**Texto mostrado:**
Los reyes del mundo

Por Marcos Ojea

Colombia, 2022, 103′
Dirigida por Laura Mora Ortega
Con Carlos Andrés Castañeda, Davison Florez, Brahian Acevedo, Cristian Campaña, Cristian David Duque

Entre tanta miseria 

Con las credenciales de haber ganado la Concha de Oro en la última edición del Festival de San Sebastián, Los reyes del mundo parece acoplarse a ese grupo de películas sobre la realidad latinoamericana que conquista y conmueve a los espectadores extranjeros. Ya lo dijeron Luis Ospina y Carlos Mayolo en su texto “¿Qué es la porno miseria?”, al referirse a la mercantilización de la miseria en el cine colombiano, vendida como espectáculo para tranquilizar las conciencias y lavar culpas. Pasaron varios años desde aquella definición, pero producciones como ésta reavivan la cuestión y nos permiten preguntarnos acerca de los límites de esta práctica en la pantalla, así como también nos abren la posibilidad de debatir sobre el valor artístico de las obras. Si acaso ese valor es intrínseco y trasciende, o si lo que hay no es más que un gesto festivalero.

**Material proporcionado:**
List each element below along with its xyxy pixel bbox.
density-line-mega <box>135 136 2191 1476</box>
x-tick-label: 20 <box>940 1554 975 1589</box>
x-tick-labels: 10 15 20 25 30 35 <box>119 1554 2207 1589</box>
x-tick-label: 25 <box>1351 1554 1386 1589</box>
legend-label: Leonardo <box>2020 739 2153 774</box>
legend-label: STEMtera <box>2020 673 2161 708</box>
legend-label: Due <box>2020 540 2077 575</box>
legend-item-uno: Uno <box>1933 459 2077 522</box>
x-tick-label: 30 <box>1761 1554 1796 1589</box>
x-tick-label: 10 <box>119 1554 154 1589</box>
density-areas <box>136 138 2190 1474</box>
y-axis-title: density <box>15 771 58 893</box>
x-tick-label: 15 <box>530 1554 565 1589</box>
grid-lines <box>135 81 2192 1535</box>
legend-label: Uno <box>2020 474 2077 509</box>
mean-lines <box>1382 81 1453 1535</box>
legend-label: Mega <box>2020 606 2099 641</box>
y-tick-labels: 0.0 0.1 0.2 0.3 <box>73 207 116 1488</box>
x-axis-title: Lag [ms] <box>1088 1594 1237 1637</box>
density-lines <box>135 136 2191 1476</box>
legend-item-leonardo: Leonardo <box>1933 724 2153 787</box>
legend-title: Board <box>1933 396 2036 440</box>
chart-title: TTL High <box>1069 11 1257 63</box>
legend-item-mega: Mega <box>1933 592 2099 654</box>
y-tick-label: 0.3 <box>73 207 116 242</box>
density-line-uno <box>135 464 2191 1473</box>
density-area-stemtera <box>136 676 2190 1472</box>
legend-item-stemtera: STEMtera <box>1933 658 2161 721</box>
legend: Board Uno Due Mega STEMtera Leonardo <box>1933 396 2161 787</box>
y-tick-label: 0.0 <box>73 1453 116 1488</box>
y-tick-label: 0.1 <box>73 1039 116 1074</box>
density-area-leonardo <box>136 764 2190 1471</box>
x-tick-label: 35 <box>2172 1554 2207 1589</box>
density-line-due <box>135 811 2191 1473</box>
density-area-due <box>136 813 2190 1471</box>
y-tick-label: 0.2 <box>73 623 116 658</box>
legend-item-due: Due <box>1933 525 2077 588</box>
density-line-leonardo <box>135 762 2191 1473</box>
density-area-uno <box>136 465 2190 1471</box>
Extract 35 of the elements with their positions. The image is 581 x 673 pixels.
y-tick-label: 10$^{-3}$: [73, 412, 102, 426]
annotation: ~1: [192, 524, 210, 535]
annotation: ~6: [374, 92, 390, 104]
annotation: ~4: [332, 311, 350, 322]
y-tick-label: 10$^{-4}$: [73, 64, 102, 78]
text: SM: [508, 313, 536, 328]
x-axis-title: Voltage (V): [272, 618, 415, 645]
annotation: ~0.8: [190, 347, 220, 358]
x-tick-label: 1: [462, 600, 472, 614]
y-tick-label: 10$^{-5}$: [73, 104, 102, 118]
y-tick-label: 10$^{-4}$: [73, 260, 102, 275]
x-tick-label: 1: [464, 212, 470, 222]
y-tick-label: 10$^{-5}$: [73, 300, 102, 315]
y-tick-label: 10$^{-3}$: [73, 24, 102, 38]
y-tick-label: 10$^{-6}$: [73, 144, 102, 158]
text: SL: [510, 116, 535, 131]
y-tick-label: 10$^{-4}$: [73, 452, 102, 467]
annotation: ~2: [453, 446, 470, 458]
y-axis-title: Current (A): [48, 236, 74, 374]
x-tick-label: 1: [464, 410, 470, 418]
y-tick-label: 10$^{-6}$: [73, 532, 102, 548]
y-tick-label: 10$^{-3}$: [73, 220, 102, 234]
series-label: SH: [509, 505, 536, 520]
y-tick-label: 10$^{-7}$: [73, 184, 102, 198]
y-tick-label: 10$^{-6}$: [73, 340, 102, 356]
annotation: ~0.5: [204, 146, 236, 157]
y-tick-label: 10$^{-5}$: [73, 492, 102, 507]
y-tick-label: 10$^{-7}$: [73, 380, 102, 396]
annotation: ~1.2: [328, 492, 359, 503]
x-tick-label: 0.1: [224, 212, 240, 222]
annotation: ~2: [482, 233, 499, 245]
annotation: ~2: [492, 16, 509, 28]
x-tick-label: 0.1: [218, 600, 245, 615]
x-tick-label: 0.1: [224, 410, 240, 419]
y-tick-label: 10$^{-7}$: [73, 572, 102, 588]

**Tarea:**
Prosigue la reseña de la película Los reyes del mundo a partir de su última oración.

**Respuesta escrita:**
La película cuenta la historia de Rá, Culebro, Sere, Winny y Nano, cinco jóvenes que viven en las calles de Medellín. A partir de un programa de restitución de tierras promovido por el gobierno, aparece la posibilidad de que a Rá le devuelvan un terreno que años atrás le arrebataron a su abuela. Con apenas unos papeles y lo que llevan puesto, el grupo de amigos comienza un viaje a través de paisajes rurales y luego selváticos, con la ilusión de llegar a la tierra prometida. Un lugar al borde de la desaparición, pero inflado por la imaginación y la esperanza de dejar de convivir con la exclusión y el desamparo de la vida en la ciudad.
Para dar cuenta de ese desplazamiento, la directora recurre primero a un registro cerrado y desprolijo, con una cámara inquieta que sigue de cerca a los protagonistas mientras están en Medellín, para luego abrirse hacia planos más amplios y reposados de la ruta y la naturaleza. El viaje, que obviamente es tanto físico como espiritual, representa la posibilidad de explorar ese ingreso a las zonas más periféricas del alma y de la civilización desde distintos lugares: la selva y el río retratados de manera observacional; la orfandad de un grupo de chicos que sobreviven con fuerza y carácter pero que, ante la atención de un grupo de mujeres, vuelven a ser niños en busca de afecto; la efervescencia de la juventud, la rabia y los desbordes donde se confunde lo que está bien y lo que está mal; los pasajes neblinosos, visualmente desolados, donde es posible encontrar ecos tanto de Tarkovski como de la ciencia ficción post apocalíptica.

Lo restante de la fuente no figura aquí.